_Materials provided_
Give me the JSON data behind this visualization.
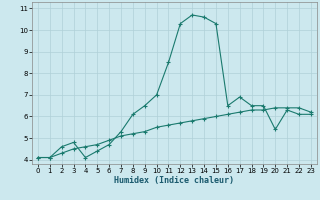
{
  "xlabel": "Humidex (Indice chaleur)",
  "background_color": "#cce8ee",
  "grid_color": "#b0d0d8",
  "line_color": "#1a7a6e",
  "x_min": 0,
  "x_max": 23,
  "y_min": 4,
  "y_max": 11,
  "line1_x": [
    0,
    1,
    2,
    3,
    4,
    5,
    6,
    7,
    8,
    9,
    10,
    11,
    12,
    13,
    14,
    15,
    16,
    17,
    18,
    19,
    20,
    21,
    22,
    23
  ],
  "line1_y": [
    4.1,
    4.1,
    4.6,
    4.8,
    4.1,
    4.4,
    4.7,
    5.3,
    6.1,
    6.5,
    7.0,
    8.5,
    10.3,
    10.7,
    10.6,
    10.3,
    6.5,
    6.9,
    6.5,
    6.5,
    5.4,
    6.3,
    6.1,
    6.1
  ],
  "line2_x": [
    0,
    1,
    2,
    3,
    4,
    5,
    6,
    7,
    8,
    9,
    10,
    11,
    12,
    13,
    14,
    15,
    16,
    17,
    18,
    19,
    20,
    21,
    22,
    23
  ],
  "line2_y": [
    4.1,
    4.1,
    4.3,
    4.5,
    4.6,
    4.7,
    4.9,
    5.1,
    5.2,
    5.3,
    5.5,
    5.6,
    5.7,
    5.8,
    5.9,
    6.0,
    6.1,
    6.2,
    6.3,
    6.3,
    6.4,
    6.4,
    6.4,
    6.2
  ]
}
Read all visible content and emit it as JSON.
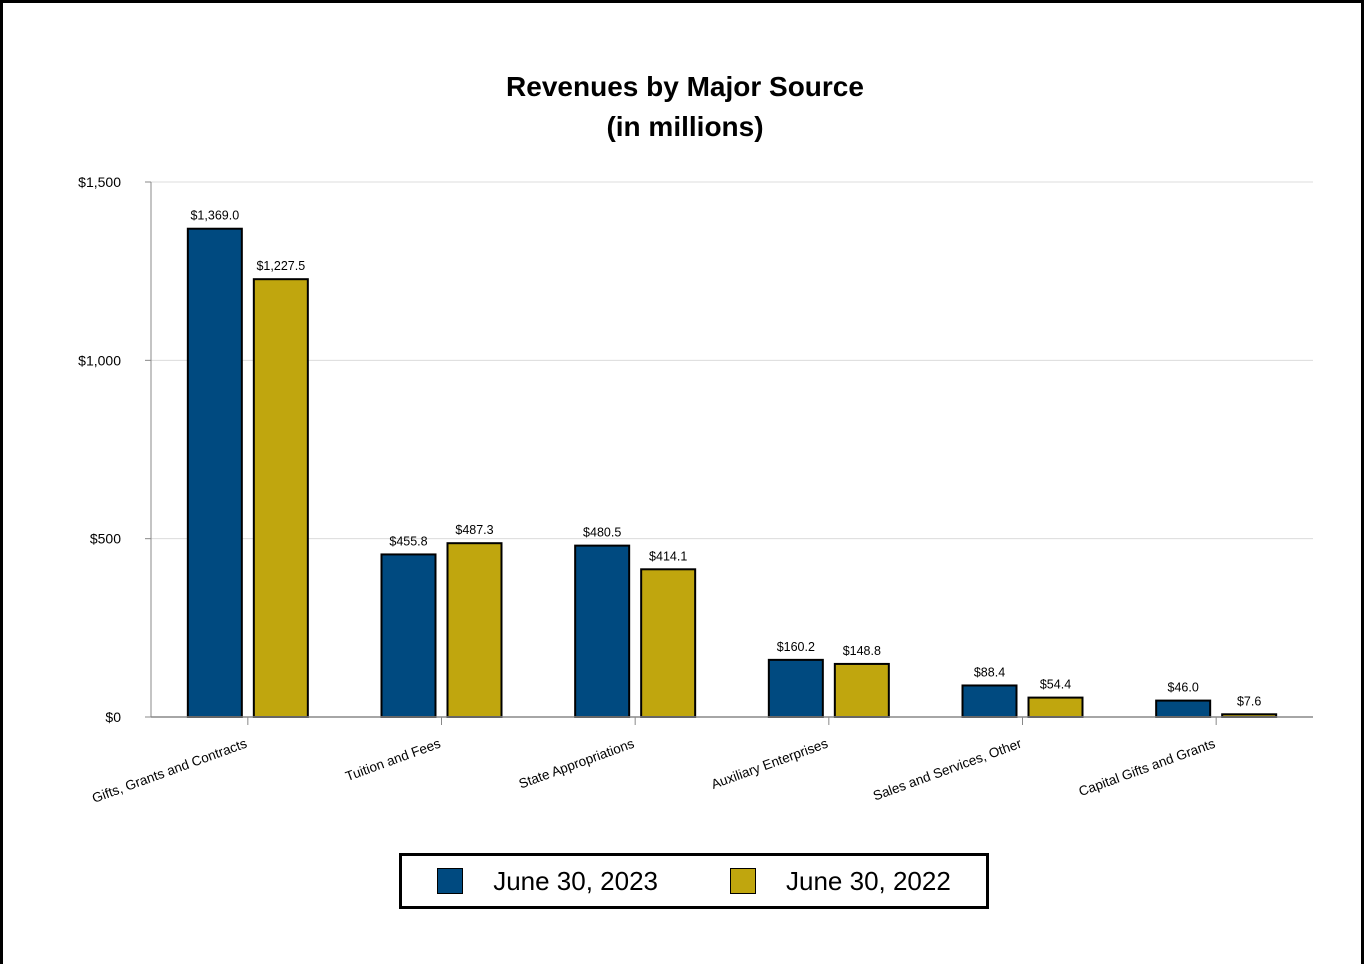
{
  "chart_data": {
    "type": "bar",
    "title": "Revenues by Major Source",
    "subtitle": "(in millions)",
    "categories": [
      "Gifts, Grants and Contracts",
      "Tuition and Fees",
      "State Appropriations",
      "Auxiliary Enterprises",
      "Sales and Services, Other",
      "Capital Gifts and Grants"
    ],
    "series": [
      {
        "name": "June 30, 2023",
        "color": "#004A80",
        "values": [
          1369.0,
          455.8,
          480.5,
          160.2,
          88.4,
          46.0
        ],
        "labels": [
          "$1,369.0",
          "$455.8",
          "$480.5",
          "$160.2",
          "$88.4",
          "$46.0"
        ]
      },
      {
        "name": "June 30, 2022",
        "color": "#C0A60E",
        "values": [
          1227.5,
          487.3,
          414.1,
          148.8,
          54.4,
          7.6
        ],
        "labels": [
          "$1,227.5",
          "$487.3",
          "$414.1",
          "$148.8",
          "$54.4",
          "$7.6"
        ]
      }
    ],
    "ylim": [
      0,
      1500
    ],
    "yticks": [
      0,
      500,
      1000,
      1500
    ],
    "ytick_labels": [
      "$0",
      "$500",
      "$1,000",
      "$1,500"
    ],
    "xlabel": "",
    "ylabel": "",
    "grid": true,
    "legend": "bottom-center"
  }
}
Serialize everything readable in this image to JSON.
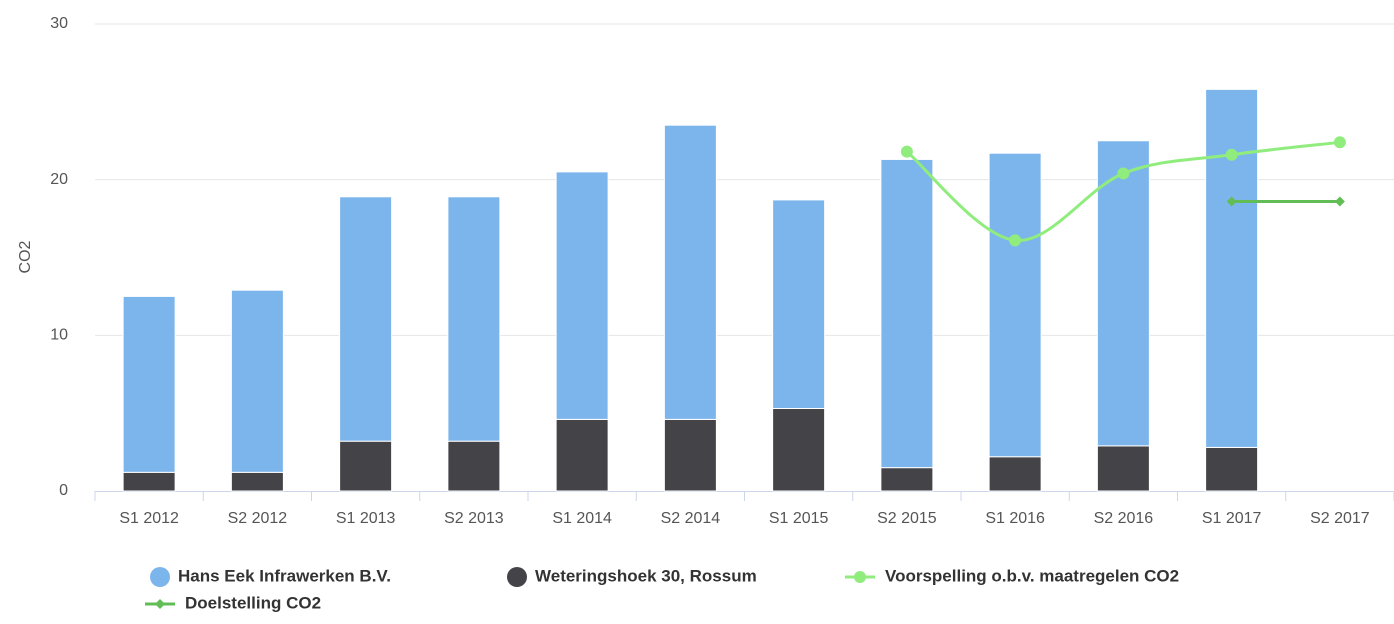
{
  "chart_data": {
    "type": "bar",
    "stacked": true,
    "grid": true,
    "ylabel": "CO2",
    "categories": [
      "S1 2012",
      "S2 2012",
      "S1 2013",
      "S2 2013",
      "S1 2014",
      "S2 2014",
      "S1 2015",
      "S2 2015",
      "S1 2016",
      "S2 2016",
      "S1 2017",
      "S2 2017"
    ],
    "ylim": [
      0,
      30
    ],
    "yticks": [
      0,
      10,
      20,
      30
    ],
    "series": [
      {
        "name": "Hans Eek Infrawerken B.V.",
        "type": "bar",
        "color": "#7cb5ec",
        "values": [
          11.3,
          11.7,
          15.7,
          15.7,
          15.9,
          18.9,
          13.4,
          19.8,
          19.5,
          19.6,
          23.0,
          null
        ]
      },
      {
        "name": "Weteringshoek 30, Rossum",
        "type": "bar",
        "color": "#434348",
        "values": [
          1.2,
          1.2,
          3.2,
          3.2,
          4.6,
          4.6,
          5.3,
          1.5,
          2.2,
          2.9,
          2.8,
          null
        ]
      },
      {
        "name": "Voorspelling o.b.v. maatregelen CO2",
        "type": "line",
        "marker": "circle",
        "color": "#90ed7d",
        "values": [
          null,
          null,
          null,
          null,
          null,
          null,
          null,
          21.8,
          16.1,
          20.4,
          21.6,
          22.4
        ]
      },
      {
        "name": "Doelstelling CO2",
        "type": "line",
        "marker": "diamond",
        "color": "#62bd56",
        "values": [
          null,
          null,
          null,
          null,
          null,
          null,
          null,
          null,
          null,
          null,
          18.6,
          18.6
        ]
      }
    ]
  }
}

_Given request_
Gather from the data above every line with the string "Grants".

_Solution_
      "Gifts, Grants and Contracts",
      "Capital Gifts and Grants"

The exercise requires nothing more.